• WHAT NEEDS TO BE DONE:
Lines that include the word "chéng" are the ones to copy.

• GIVEN RECORDS:
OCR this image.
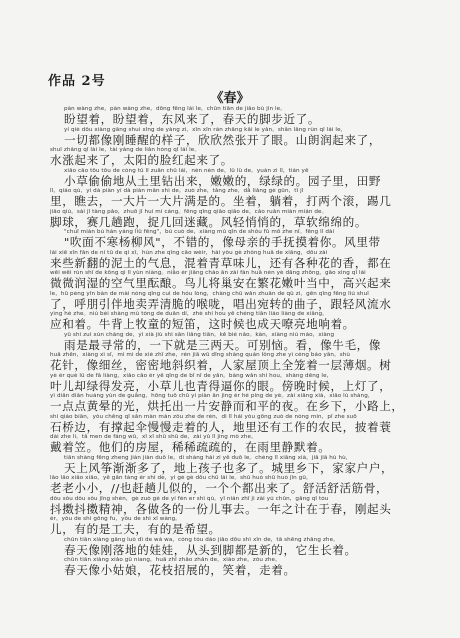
作品 2号
《春》
pàn wàng zhe，pàn wàng zhe，dōng fēng lái le，chūn tiān de jiǎo bù jìn le。
盼望着，盼望着，东风来了，春天的脚步近了。
yí qiè dōu xiàng gāng shuì xǐng de yàng zi，xīn xīn rán zhāng kāi le yǎn。shān lǎng rùn qǐ lái le，
一切都像刚睡醒的样子，欣欣然张开了眼。山朗润起来了，
shuǐ zhǎng qǐ lái le，tài yáng de liǎn hóng qǐ lái le。
水涨起来了，太阳的脸红起来了。
xiǎo cǎo tōu tōu de cóng tǔ lǐ zuān chū lái，nèn nèn de，lǜ lǜ de。yuán zi lǐ，tián yě
小草偷偷地从土里钻出来，嫩嫩的，绿绿的。园子里，田野
lǐ，qiáo qù，yí dà piàn yí dà piàn mǎn shì de。zuò zhe，tǎng zhe，dǎ liǎng gè gǔn，tī jǐ
里，瞧去，一大片一大片满是的。坐着，躺着，打两个滚，踢几
jiǎo qiú，sài jǐ tàng pǎo，zhuō jǐ huí mí cáng。fēng qīng qiāo qiāo de，cǎo ruǎn mián mián de。
脚球，赛几趟跑，捉几回迷藏。风轻悄悄的，草软绵绵的。
"chuī miàn bù hán yáng liǔ fēng"，bú cuò de，xiàng mǔ qīn de shǒu fǔ mō zhe nǐ。fēng lǐ dài
"吹面不寒杨柳风"，不错的，像母亲的手抚摸着你。风里带
lái xiē xīn fān de ní tǔ de qì xī，hùn zhe qīng cǎo wèir，hái yǒu gè zhǒng huā de xiāng，dōu zài
来些新翻的泥土的气息，混着青草味儿，还有各种花的香，都在
wēi wēi rùn shī de kōng qì lǐ yùn niàng。niǎo ér jiāng cháo ān zài fán huā nèn yè dāng zhōng，gāo xìng qǐ lái
微微润湿的空气里酝酿。鸟儿将巢安在繁花嫩叶当中，高兴起来
le，hū péng yǐn bàn de mài nòng qīng cuì de hóu lóng，chàng chū wǎn zhuǎn de qǔ zi，gēn qīng fēng liú shuǐ
了，呼朋引伴地卖弄清脆的喉咙，唱出宛转的曲子，跟轻风流水
yìng hè zhe。niú bèi shàng mù tóng de duǎn dí，zhè shí hou yě chéng tiān liáo liàng de xiǎng。
应和着。牛背上牧童的短笛，这时候也成天嘹亮地响着。
yǔ shì zuì xún cháng de，yì xià jiù shì sān liǎng tiān。kě bié nǎo。kàn，xiàng niú máo，xiàng
雨是最寻常的，一下就是三两天。可别恼。看，像牛毛，像
huā zhēn，xiàng xì sī，mì mì de xié zhī zhe，rén jiā wū dǐng shàng quán lǒng zhe yì céng báo yān。shù
花针，像细丝，密密地斜织着，人家屋顶上全笼着一层薄烟。树
yè ér què lǜ de fā liàng，xiǎo cǎo ér yě qīng de bī nǐ de yǎn。bàng wǎn shí hou，shàng dēng le，
叶儿却绿得发亮，小草儿也青得逼你的眼。傍晚时候，上灯了，
yì diǎn diǎn huáng yùn de guāng，hōng tuō chū yí piàn ān jìng ér hé píng de yè。zài xiāng xià，xiǎo lù shàng，
一点点黄晕的光，烘托出一片安静而和平的夜。在乡下，小路上，
shí qiáo biān，yǒu chēng qǐ sǎn màn màn zǒu zhe de rén，dì lǐ hái yǒu gōng zuò de nóng mín，pī zhe suō
石桥边，有撑起伞慢慢走着的人，地里还有工作的农民，披着蓑
dài zhe lì。tā men de fáng wū，xī xī shū shū de，zài yǔ lǐ jìng mò zhe。
戴着笠。他们的房屋，稀稀疏疏的，在雨里静默着。
tiān shàng fēng zheng jiàn jiàn duō le，dì shàng hái zi yě duō le。chéng lǐ xiāng xià，jiā jiā hù hù，
天上风筝渐渐多了，地上孩子也多了。城里乡下，家家户户，
lǎo lǎo xiǎo xiǎo，yě gǎn tàng ér shì de，yí gè gè dōu chū lái le。shū huó shū huó jīn gǔ，
老老小小，//也赶趟儿似的，一个个都出来了。舒活舒活筋骨，
dǒu sǒu dǒu sǒu jīng shén，gè zuò gè de yí fèn er shì qù。yī nián zhī jì zài yú chūn，gāng qǐ tóu
抖擞抖擞精神，各做各的一份儿事去。一年之计在于春，刚起头
ér，yǒu de shì gōng fu，yǒu de shì xī wàng。
儿，有的是工夫，有的是希望。
chūn tiān xiàng gāng luò dì de wá wa，cóng tóu dào jiǎo dōu shì xīn de，tā shēng zhǎng zhe。
春天像刚落地的娃娃，从头到脚都是新的，它生长着。
chūn tiān xiàng xiǎo gū niang，huā zhī zhāo zhǎn de，xiào zhe，zǒu zhe。
春天像小姑娘，花枝招展的，笑着，走着。
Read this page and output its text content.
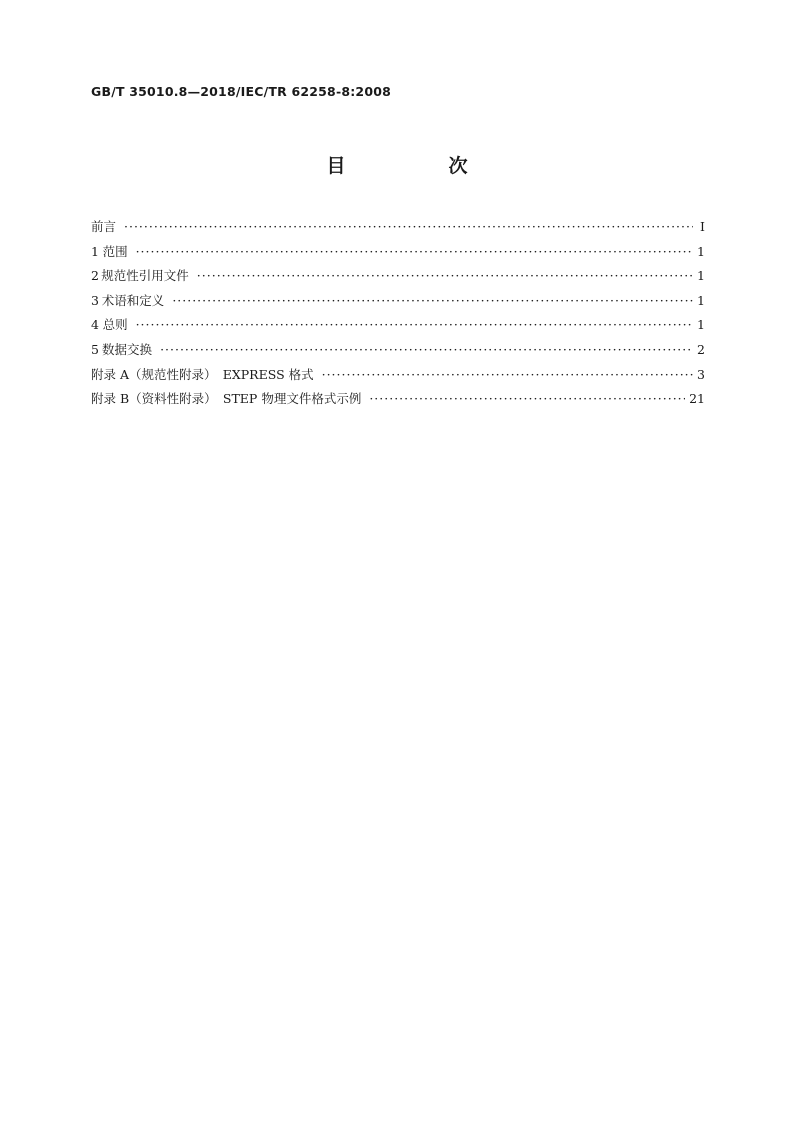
GB/T 35010.8—2018/IEC/TR 62258-8:2008
目　次
前言 ·····	Ⅰ
1 范围 ·····	1
2 规范性引用文件 ·····	1
3 术语和定义 ·····	1
4 总则 ·····	1
5 数据交换 ·····	2
附录 A（规范性附录）　EXPRESS 格式 ·····	3
附录 B（资料性附录）　STEP 物理文件格式示例 ·····	21
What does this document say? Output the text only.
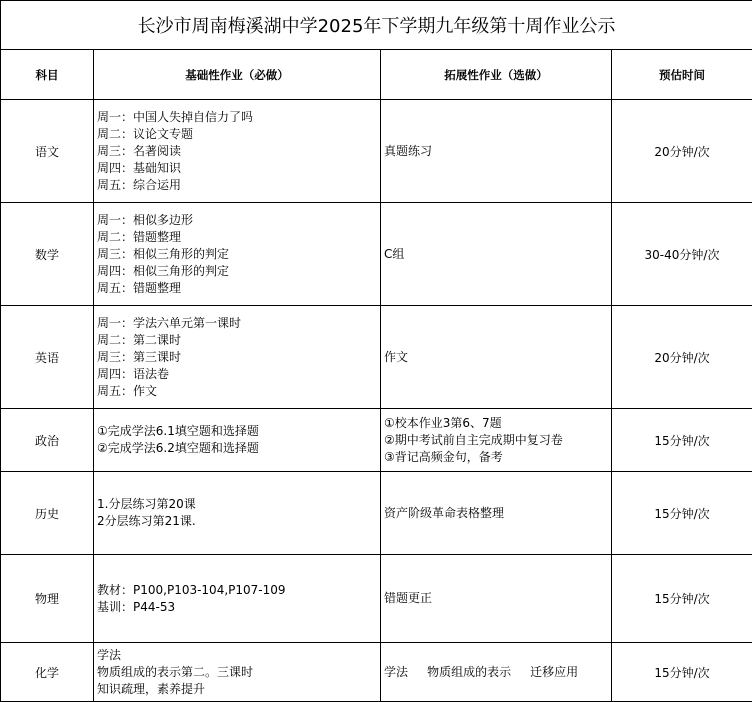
长沙市周南梅溪湖中学2025年下学期九年级第十周作业公示			
科目	基础性作业（必做）	拓展性作业（选做）	预估时间
语文	周一：中国人失掉自信力了吗
周二：议论文专题
周三：名著阅读
周四：基础知识
周五：综合运用	真题练习	20分钟/次
数学	周一：相似多边形
周二：错题整理
周三：相似三角形的判定
周四：相似三角形的判定
周五：错题整理	C组	30-40分钟/次
英语	周一：学法六单元第一课时
周二：第二课时
周三：第三课时
周四：语法卷
周五：作文	作文	20分钟/次
政治	①完成学法6.1填空题和选择题
②完成学法6.2填空题和选择题	①校本作业3第6、7题
②期中考试前自主完成期中复习卷
③背记高频金句，备考	15分钟/次
历史	1.分层练习第20课
2分层练习第21课.	资产阶级革命表格整理	15分钟/次
物理	教材：P100,P103-104,P107-109
基训：P44-53	错题更正	15分钟/次
化学	学法
物质组成的表示第二。三课时
知识疏理，素养提升	学法     物质组成的表示     迁移应用	15分钟/次
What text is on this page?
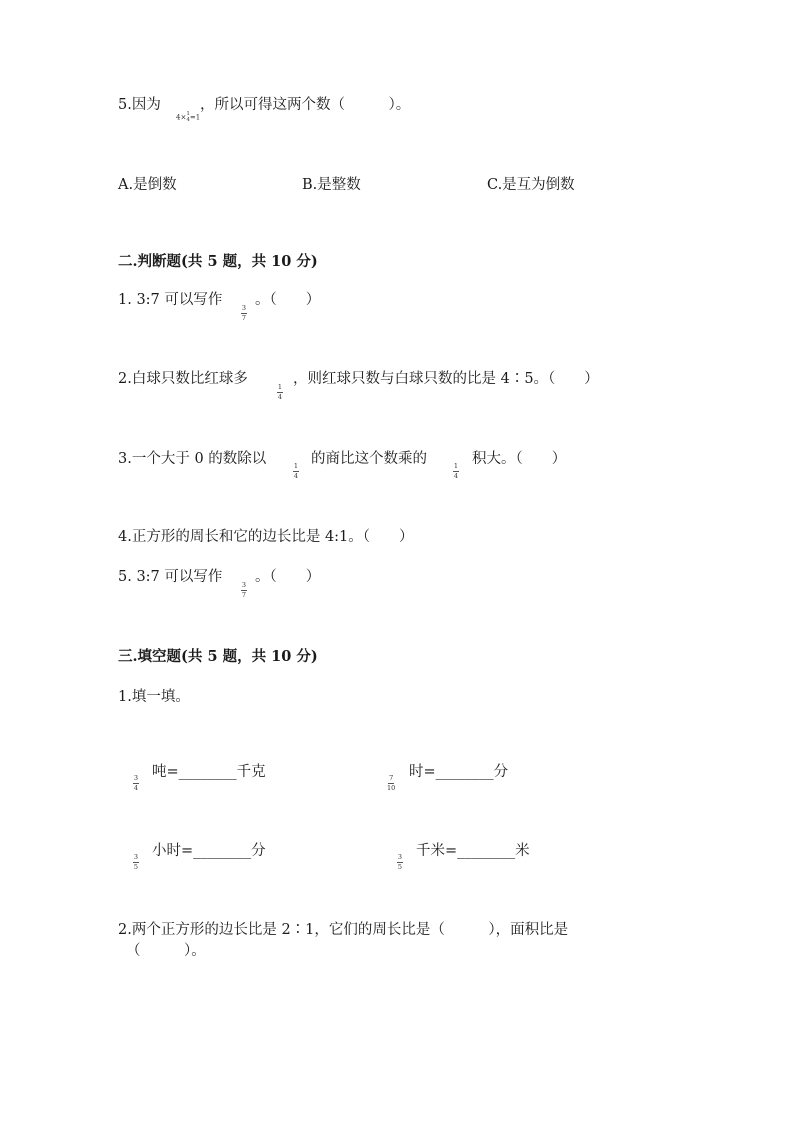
5.因为
4× 1
4 =1
，所以可得这两个数（　　　）。
A.是倒数	B.是整数	C.是互为倒数
二.判断题(共 5 题，共 10 分)
1. 3:7 可以写作	3
7
。（　　）
2.白球只数比红球多	1
4
，则红球只数与白球只数的比是 4∶5。（　　）
3.一个大于 0 的数除以	1
4
的商比这个数乘的	1
4
积大。（　　）
4.正方形的周长和它的边长比是 4:1。（　　）
5. 3:7 可以写作	3
7
。（　　）
三.填空题(共 5 题，共 10 分)
1.填一填。
3
4
吨=________千克	7
10
时=________分
3
5
小时=________分	3
5
千米=________米
2.两个正方形的边长比是 2∶1，它们的周长比是（　　　），面积比是
（　　　）。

• TASK SOLUTION:
yìng hè zhe。niú bèi shàng mù tóng de duǎn dí，zhè shí hou yě chéng tiān liáo liàng de xiǎng。
tiān shàng fēng zheng jiàn jiàn duō le，dì shàng hái zi yě duō le。chéng lǐ xiāng xià，jiā jiā hù hù，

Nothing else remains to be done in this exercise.